# WHAT THE TASK ASKS
Go through the data below and gather each line containing "veya".

####################

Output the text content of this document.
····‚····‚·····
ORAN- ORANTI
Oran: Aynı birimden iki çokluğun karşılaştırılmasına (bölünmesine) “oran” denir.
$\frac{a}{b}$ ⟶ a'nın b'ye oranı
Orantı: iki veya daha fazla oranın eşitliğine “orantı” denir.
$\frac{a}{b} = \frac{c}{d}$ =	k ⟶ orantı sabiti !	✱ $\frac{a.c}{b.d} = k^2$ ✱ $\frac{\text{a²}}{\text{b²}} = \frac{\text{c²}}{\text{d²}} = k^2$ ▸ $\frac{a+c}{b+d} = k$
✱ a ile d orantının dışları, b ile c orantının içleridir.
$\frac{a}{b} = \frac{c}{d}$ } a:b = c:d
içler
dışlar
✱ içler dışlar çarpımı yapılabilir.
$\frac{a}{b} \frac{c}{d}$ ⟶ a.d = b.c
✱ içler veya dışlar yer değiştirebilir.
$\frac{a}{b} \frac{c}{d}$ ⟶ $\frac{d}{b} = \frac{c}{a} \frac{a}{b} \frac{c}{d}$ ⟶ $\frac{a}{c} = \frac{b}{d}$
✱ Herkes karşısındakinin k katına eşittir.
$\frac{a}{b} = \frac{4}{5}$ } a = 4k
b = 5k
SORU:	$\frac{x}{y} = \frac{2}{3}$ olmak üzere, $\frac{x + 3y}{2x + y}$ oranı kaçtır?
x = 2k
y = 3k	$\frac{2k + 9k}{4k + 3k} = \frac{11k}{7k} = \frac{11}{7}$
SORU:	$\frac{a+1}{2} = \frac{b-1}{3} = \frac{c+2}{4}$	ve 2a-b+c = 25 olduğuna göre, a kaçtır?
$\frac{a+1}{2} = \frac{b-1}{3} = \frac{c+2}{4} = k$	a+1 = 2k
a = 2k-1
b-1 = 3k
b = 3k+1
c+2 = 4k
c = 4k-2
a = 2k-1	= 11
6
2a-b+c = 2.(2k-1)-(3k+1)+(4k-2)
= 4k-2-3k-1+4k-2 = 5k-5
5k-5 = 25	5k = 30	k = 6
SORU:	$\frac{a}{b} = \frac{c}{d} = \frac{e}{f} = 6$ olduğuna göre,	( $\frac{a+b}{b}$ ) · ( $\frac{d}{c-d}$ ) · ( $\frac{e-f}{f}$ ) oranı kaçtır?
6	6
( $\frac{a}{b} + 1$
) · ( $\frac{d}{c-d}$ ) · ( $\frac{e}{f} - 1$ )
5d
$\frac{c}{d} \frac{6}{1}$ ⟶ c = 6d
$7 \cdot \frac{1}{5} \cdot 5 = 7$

####################

# SOLUTION
Orantı: iki veya daha fazla oranın eşitliğine “orantı” denir.
✱ içler veya dışlar yer değiştirebilir.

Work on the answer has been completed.